◆ **EXERCISE BRIEF**
Once the pictures are set aside, transcribe the remaining data exactly.

◆ **DATA SHOWN**
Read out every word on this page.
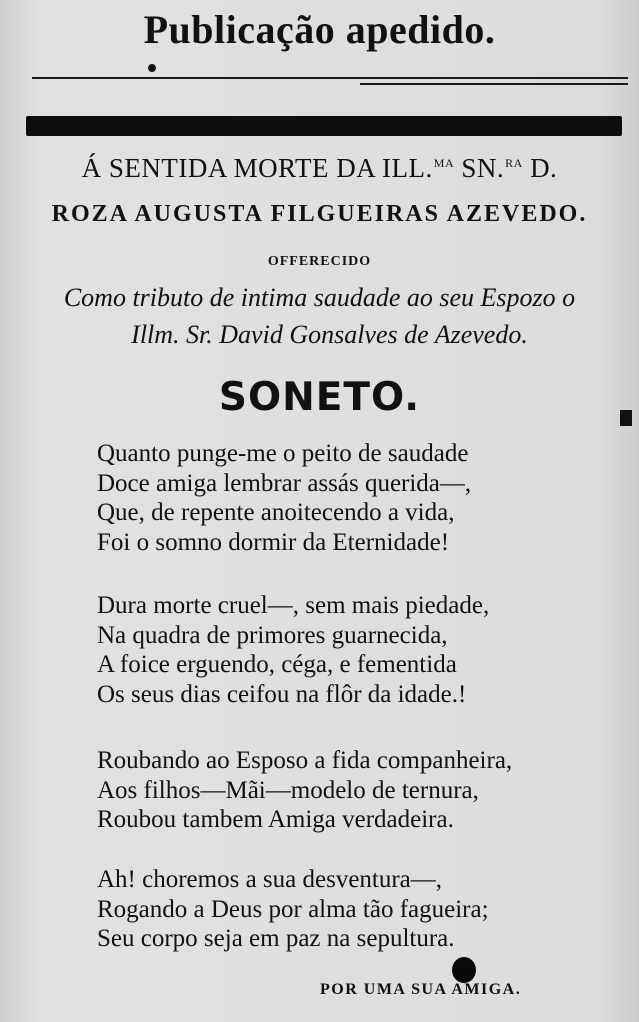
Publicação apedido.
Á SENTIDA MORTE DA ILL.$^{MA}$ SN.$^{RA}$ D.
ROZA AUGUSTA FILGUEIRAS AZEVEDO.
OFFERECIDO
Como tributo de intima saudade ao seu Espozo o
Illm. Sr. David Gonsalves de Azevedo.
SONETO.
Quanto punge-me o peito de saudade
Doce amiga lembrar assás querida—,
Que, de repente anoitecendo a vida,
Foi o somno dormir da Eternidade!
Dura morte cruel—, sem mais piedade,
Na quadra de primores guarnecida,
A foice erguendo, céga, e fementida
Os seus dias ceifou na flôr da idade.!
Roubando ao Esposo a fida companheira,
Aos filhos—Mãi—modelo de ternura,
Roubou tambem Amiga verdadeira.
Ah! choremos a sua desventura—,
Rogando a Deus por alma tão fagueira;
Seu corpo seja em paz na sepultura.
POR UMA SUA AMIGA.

◆ **ANSWER TO THIS EXERCISE**
Read out every word on this page.
Publicação apedido.
Á SENTIDA MORTE DA ILL.$^{MA}$ SN.$^{RA}$ D.
ROZA AUGUSTA FILGUEIRAS AZEVEDO.
OFFERECIDO
Como tributo de intima saudade ao seu Espozo o
Illm. Sr. David Gonsalves de Azevedo.
SONETO.
Quanto punge-me o peito de saudade
Doce amiga lembrar assás querida—,
Que, de repente anoitecendo a vida,
Foi o somno dormir da Eternidade!
Dura morte cruel—, sem mais piedade,
Na quadra de primores guarnecida,
A foice erguendo, céga, e fementida
Os seus dias ceifou na flôr da idade.!
Roubando ao Esposo a fida companheira,
Aos filhos—Mãi—modelo de ternura,
Roubou tambem Amiga verdadeira.
Ah! choremos a sua desventura—,
Rogando a Deus por alma tão fagueira;
Seu corpo seja em paz na sepultura.
POR UMA SUA AMIGA.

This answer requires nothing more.